----- Provided data -----

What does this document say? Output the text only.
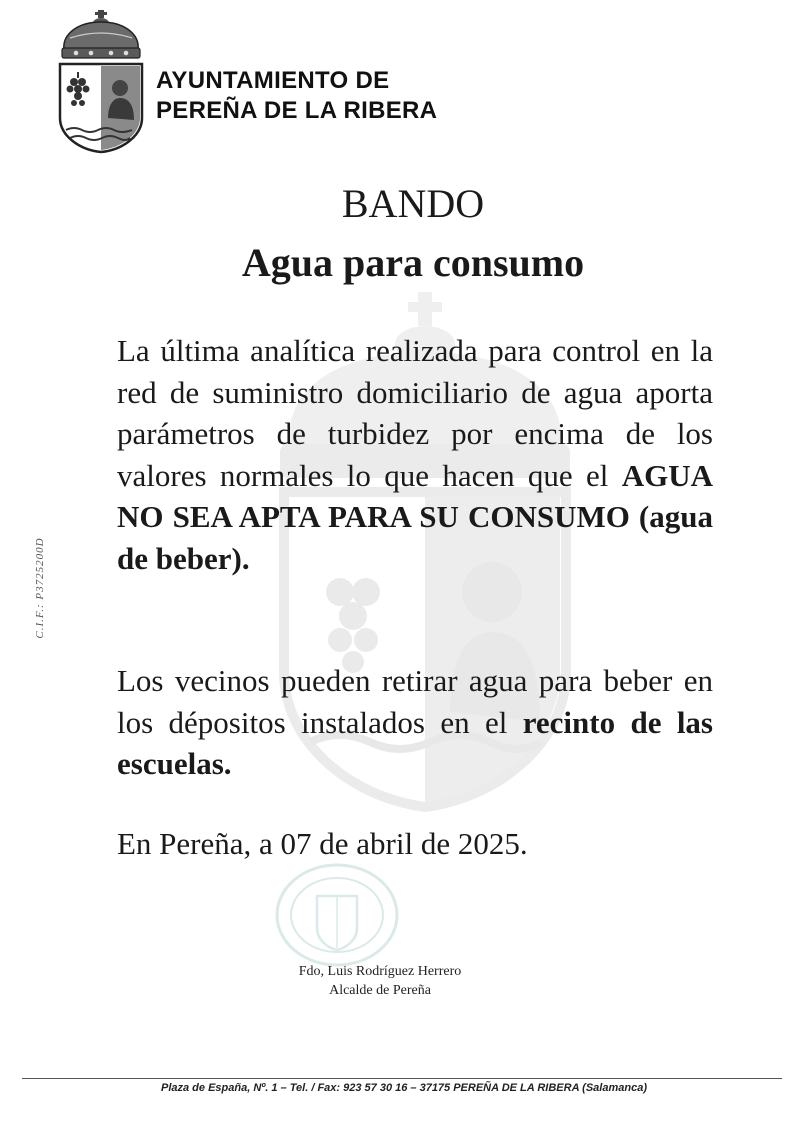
AYUNTAMIENTO DE
PEREÑA DE LA RIBERA
C.I.F.: P3725200D
BANDO
Agua para consumo
La última analítica realizada para control en la red de suministro domiciliario de agua aporta parámetros de turbidez por encima de los valores normales lo que hacen que el AGUA NO SEA APTA PARA SU CONSUMO (agua de beber).
Los vecinos pueden retirar agua para beber en los dépositos instalados en el recinto de las escuelas.
En Pereña, a 07 de abril de 2025.
Fdo, Luis Rodríguez Herrero
Alcalde de Pereña
Plaza de España, Nº. 1 – Tel. / Fax: 923 57 30 16 – 37175 PEREÑA DE LA RIBERA (Salamanca)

-----

■ **Instructions to follow**
Restate the data above word for word. Do not include the images.

■ **Task result**
What does this document say? Output the text only.
AYUNTAMIENTO DE
PEREÑA DE LA RIBERA
C.I.F.: P3725200D
BANDO
Agua para consumo
La última analítica realizada para control en la red de suministro domiciliario de agua aporta parámetros de turbidez por encima de los valores normales lo que hacen que el AGUA NO SEA APTA PARA SU CONSUMO (agua de beber).
Los vecinos pueden retirar agua para beber en los dépositos instalados en el recinto de las escuelas.
En Pereña, a 07 de abril de 2025.
Fdo, Luis Rodríguez Herrero
Alcalde de Pereña
Plaza de España, Nº. 1 – Tel. / Fax: 923 57 30 16 – 37175 PEREÑA DE LA RIBERA (Salamanca)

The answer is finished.